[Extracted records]
_ _ _
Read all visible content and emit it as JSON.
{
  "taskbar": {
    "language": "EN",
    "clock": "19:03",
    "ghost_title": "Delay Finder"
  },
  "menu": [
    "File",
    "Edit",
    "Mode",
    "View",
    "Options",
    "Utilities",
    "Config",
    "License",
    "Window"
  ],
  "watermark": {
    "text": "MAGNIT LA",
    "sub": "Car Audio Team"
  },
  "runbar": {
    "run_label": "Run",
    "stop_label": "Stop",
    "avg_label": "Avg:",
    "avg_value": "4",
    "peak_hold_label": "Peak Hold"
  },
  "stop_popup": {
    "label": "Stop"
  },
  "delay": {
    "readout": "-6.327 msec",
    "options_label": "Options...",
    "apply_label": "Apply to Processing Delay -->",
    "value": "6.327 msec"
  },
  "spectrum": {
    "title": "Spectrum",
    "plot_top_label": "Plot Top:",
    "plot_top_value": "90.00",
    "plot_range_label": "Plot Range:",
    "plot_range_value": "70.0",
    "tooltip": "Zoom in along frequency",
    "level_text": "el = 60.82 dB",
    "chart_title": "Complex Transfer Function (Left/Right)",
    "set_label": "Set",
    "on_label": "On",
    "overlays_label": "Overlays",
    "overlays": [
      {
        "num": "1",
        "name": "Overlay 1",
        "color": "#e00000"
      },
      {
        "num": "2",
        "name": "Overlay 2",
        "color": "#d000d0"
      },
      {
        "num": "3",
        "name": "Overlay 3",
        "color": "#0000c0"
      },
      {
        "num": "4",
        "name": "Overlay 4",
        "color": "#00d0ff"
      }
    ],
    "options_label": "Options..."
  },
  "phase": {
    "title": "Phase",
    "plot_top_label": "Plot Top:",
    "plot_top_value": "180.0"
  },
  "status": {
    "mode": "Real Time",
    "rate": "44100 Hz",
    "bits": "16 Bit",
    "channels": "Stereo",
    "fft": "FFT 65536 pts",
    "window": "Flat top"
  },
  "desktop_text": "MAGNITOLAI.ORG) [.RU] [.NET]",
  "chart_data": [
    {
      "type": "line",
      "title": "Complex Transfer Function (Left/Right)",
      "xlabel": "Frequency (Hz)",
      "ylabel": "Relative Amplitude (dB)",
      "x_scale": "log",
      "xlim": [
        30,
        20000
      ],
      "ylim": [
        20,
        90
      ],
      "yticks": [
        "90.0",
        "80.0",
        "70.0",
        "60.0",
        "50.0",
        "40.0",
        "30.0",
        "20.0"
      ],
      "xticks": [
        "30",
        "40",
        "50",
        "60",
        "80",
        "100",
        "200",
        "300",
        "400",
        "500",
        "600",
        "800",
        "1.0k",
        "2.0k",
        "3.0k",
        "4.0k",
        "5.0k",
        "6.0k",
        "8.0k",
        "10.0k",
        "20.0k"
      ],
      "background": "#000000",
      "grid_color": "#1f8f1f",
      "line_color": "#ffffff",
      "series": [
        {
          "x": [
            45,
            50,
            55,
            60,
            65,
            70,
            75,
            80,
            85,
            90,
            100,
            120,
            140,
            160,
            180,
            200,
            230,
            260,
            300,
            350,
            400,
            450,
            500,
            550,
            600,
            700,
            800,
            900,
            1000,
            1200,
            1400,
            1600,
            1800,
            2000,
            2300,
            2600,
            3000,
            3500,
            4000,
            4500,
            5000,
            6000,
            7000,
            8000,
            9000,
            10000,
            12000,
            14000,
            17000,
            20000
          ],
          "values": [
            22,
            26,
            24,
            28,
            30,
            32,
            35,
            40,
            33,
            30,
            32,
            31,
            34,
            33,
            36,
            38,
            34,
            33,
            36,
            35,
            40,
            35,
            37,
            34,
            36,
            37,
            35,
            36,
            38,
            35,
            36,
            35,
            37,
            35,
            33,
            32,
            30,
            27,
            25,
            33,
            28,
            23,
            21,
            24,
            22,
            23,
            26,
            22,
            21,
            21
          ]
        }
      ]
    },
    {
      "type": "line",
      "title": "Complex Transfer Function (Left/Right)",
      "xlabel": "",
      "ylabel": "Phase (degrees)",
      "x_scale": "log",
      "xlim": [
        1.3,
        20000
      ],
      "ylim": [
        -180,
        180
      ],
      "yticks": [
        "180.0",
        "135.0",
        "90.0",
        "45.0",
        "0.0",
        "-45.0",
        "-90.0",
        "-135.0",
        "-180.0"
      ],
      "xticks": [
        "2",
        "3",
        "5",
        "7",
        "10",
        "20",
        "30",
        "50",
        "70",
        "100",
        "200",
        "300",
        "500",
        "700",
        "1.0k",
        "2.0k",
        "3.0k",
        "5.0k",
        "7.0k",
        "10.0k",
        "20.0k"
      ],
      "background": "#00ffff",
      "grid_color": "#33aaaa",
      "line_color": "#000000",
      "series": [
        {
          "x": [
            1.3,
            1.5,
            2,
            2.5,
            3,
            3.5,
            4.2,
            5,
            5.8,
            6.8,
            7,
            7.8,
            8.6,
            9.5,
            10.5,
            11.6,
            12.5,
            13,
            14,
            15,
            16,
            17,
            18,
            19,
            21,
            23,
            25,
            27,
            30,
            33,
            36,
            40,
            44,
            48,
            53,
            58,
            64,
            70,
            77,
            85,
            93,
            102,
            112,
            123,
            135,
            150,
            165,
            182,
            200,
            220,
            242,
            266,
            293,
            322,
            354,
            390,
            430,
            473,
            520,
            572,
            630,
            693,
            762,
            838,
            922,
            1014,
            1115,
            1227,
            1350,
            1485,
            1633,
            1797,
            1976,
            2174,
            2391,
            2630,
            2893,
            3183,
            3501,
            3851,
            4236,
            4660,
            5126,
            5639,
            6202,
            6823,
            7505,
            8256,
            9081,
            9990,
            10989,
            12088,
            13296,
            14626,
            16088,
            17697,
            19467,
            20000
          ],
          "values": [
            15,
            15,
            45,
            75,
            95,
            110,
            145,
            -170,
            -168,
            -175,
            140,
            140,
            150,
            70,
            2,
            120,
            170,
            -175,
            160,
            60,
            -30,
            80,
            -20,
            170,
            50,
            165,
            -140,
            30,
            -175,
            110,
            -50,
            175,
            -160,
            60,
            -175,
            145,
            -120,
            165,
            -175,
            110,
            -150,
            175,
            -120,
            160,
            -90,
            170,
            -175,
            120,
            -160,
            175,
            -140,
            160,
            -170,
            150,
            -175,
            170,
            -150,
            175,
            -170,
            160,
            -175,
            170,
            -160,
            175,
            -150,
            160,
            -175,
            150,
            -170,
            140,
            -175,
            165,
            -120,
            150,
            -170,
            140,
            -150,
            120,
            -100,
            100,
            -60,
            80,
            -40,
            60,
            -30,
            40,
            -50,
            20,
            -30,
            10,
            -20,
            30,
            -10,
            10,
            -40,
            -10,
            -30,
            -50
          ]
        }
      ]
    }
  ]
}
_ _ _
Problem statement: Return every entry verbatim.

Task solution:
Read all visible content and emit it as JSON.
{
  "taskbar": {
    "language": "EN",
    "clock": "19:03",
    "ghost_title": "Delay Finder"
  },
  "menu": [
    "File",
    "Edit",
    "Mode",
    "View",
    "Options",
    "Utilities",
    "Config",
    "License",
    "Window"
  ],
  "watermark": {
    "text": "MAGNIT LA",
    "sub": "Car Audio Team"
  },
  "runbar": {
    "run_label": "Run",
    "stop_label": "Stop",
    "avg_label": "Avg:",
    "avg_value": "4",
    "peak_hold_label": "Peak Hold"
  },
  "stop_popup": {
    "label": "Stop"
  },
  "delay": {
    "readout": "-6.327 msec",
    "options_label": "Options...",
    "apply_label": "Apply to Processing Delay -->",
    "value": "6.327 msec"
  },
  "spectrum": {
    "title": "Spectrum",
    "plot_top_label": "Plot Top:",
    "plot_top_value": "90.00",
    "plot_range_label": "Plot Range:",
    "plot_range_value": "70.0",
    "tooltip": "Zoom in along frequency",
    "level_text": "el = 60.82 dB",
    "chart_title": "Complex Transfer Function (Left/Right)",
    "set_label": "Set",
    "on_label": "On",
    "overlays_label": "Overlays",
    "overlays": [
      {
        "num": "1",
        "name": "Overlay 1",
        "color": "#e00000"
      },
      {
        "num": "2",
        "name": "Overlay 2",
        "color": "#d000d0"
      },
      {
        "num": "3",
        "name": "Overlay 3",
        "color": "#0000c0"
      },
      {
        "num": "4",
        "name": "Overlay 4",
        "color": "#00d0ff"
      }
    ],
    "options_label": "Options..."
  },
  "phase": {
    "title": "Phase",
    "plot_top_label": "Plot Top:",
    "plot_top_value": "180.0"
  },
  "status": {
    "mode": "Real Time",
    "rate": "44100 Hz",
    "bits": "16 Bit",
    "channels": "Stereo",
    "fft": "FFT 65536 pts",
    "window": "Flat top"
  },
  "desktop_text": "MAGNITOLAI.ORG) [.RU] [.NET]",
  "chart_data": [
    {
      "type": "line",
      "title": "Complex Transfer Function (Left/Right)",
      "xlabel": "Frequency (Hz)",
      "ylabel": "Relative Amplitude (dB)",
      "x_scale": "log",
      "xlim": [
        30,
        20000
      ],
      "ylim": [
        20,
        90
      ],
      "yticks": [
        "90.0",
        "80.0",
        "70.0",
        "60.0",
        "50.0",
        "40.0",
        "30.0",
        "20.0"
      ],
      "xticks": [
        "30",
        "40",
        "50",
        "60",
        "80",
        "100",
        "200",
        "300",
        "400",
        "500",
        "600",
        "800",
        "1.0k",
        "2.0k",
        "3.0k",
        "4.0k",
        "5.0k",
        "6.0k",
        "8.0k",
        "10.0k",
        "20.0k"
      ],
      "background": "#000000",
      "grid_color": "#1f8f1f",
      "line_color": "#ffffff",
      "series": [
        {
          "x": [
            45,
            50,
            55,
            60,
            65,
            70,
            75,
            80,
            85,
            90,
            100,
            120,
            140,
            160,
            180,
            200,
            230,
            260,
            300,
            350,
            400,
            450,
            500,
            550,
            600,
            700,
            800,
            900,
            1000,
            1200,
            1400,
            1600,
            1800,
            2000,
            2300,
            2600,
            3000,
            3500,
            4000,
            4500,
            5000,
            6000,
            7000,
            8000,
            9000,
            10000,
            12000,
            14000,
            17000,
            20000
          ],
          "values": [
            22,
            26,
            24,
            28,
            30,
            32,
            35,
            40,
            33,
            30,
            32,
            31,
            34,
            33,
            36,
            38,
            34,
            33,
            36,
            35,
            40,
            35,
            37,
            34,
            36,
            37,
            35,
            36,
            38,
            35,
            36,
            35,
            37,
            35,
            33,
            32,
            30,
            27,
            25,
            33,
            28,
            23,
            21,
            24,
            22,
            23,
            26,
            22,
            21,
            21
          ]
        }
      ]
    },
    {
      "type": "line",
      "title": "Complex Transfer Function (Left/Right)",
      "xlabel": "",
      "ylabel": "Phase (degrees)",
      "x_scale": "log",
      "xlim": [
        1.3,
        20000
      ],
      "ylim": [
        -180,
        180
      ],
      "yticks": [
        "180.0",
        "135.0",
        "90.0",
        "45.0",
        "0.0",
        "-45.0",
        "-90.0",
        "-135.0",
        "-180.0"
      ],
      "xticks": [
        "2",
        "3",
        "5",
        "7",
        "10",
        "20",
        "30",
        "50",
        "70",
        "100",
        "200",
        "300",
        "500",
        "700",
        "1.0k",
        "2.0k",
        "3.0k",
        "5.0k",
        "7.0k",
        "10.0k",
        "20.0k"
      ],
      "background": "#00ffff",
      "grid_color": "#33aaaa",
      "line_color": "#000000",
      "series": [
        {
          "x": [
            1.3,
            1.5,
            2,
            2.5,
            3,
            3.5,
            4.2,
            5,
            5.8,
            6.8,
            7,
            7.8,
            8.6,
            9.5,
            10.5,
            11.6,
            12.5,
            13,
            14,
            15,
            16,
            17,
            18,
            19,
            21,
            23,
            25,
            27,
            30,
            33,
            36,
            40,
            44,
            48,
            53,
            58,
            64,
            70,
            77,
            85,
            93,
            102,
            112,
            123,
            135,
            150,
            165,
            182,
            200,
            220,
            242,
            266,
            293,
            322,
            354,
            390,
            430,
            473,
            520,
            572,
            630,
            693,
            762,
            838,
            922,
            1014,
            1115,
            1227,
            1350,
            1485,
            1633,
            1797,
            1976,
            2174,
            2391,
            2630,
            2893,
            3183,
            3501,
            3851,
            4236,
            4660,
            5126,
            5639,
            6202,
            6823,
            7505,
            8256,
            9081,
            9990,
            10989,
            12088,
            13296,
            14626,
            16088,
            17697,
            19467,
            20000
          ],
          "values": [
            15,
            15,
            45,
            75,
            95,
            110,
            145,
            -170,
            -168,
            -175,
            140,
            140,
            150,
            70,
            2,
            120,
            170,
            -175,
            160,
            60,
            -30,
            80,
            -20,
            170,
            50,
            165,
            -140,
            30,
            -175,
            110,
            -50,
            175,
            -160,
            60,
            -175,
            145,
            -120,
            165,
            -175,
            110,
            -150,
            175,
            -120,
            160,
            -90,
            170,
            -175,
            120,
            -160,
            175,
            -140,
            160,
            -170,
            150,
            -175,
            170,
            -150,
            175,
            -170,
            160,
            -175,
            170,
            -160,
            175,
            -150,
            160,
            -175,
            150,
            -170,
            140,
            -175,
            165,
            -120,
            150,
            -170,
            140,
            -150,
            120,
            -100,
            100,
            -60,
            80,
            -40,
            60,
            -30,
            40,
            -50,
            20,
            -30,
            10,
            -20,
            30,
            -10,
            10,
            -40,
            -10,
            -30,
            -50
          ]
        }
      ]
    }
  ]
}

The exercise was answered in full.